• EXERCISE DIRECTIONS
Find the string "familiar" in the listing and report every line that has it.

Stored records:

— Begin —

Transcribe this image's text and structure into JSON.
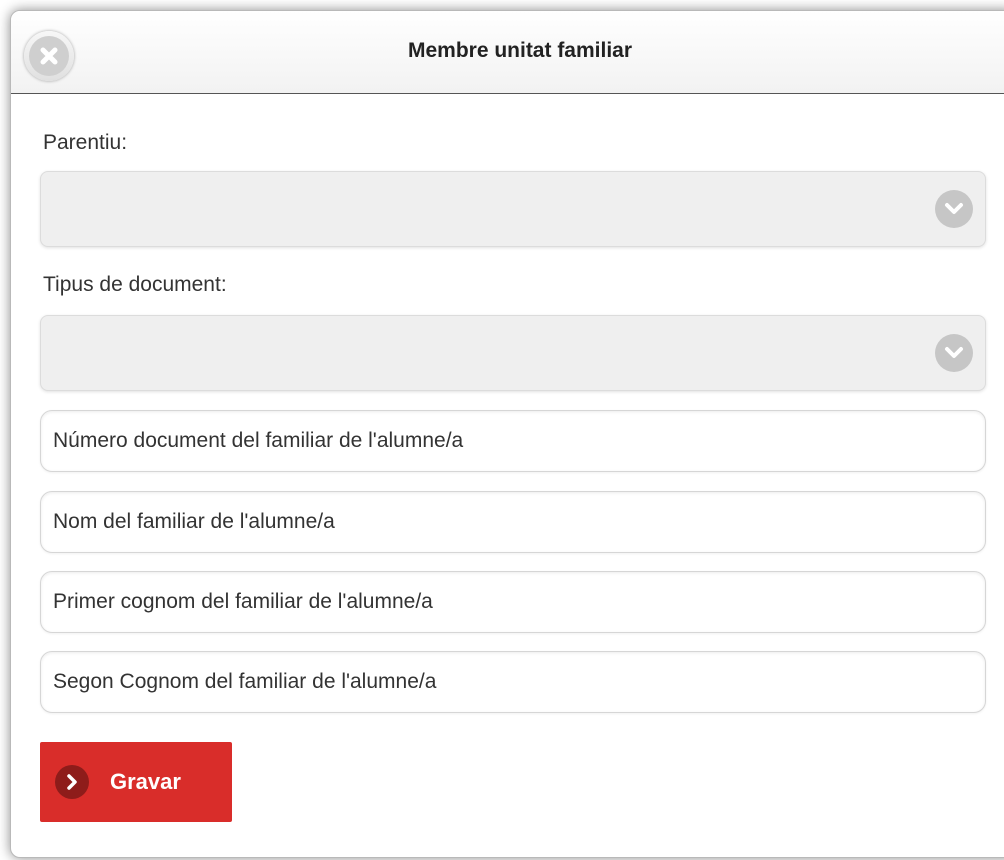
{
  "dialog": {
    "title": "Membre unitat familiar",
    "close_icon": "close-icon"
  },
  "form": {
    "parentiu": {
      "label": "Parentiu:",
      "value": "",
      "icon": "chevron-down-icon"
    },
    "tipus_document": {
      "label": "Tipus de document:",
      "value": "",
      "icon": "chevron-down-icon"
    },
    "numero_document": {
      "placeholder": "Número document del familiar de l'alumne/a"
    },
    "nom": {
      "placeholder": "Nom del familiar de l'alumne/a"
    },
    "primer_cognom": {
      "placeholder": "Primer cognom del familiar de l'alumne/a"
    },
    "segon_cognom": {
      "placeholder": "Segon Cognom del familiar de l'alumne/a"
    }
  },
  "actions": {
    "save_label": "Gravar",
    "save_icon": "chevron-right-icon",
    "save_color": "#d92d2a"
  }
}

— End —

• EXERCISE OUTPUT
    "title": "Membre unitat familiar",
      "placeholder": "Número document del familiar de l'alumne/a"
      "placeholder": "Nom del familiar de l'alumne/a"
      "placeholder": "Primer cognom del familiar de l'alumne/a"
      "placeholder": "Segon Cognom del familiar de l'alumne/a"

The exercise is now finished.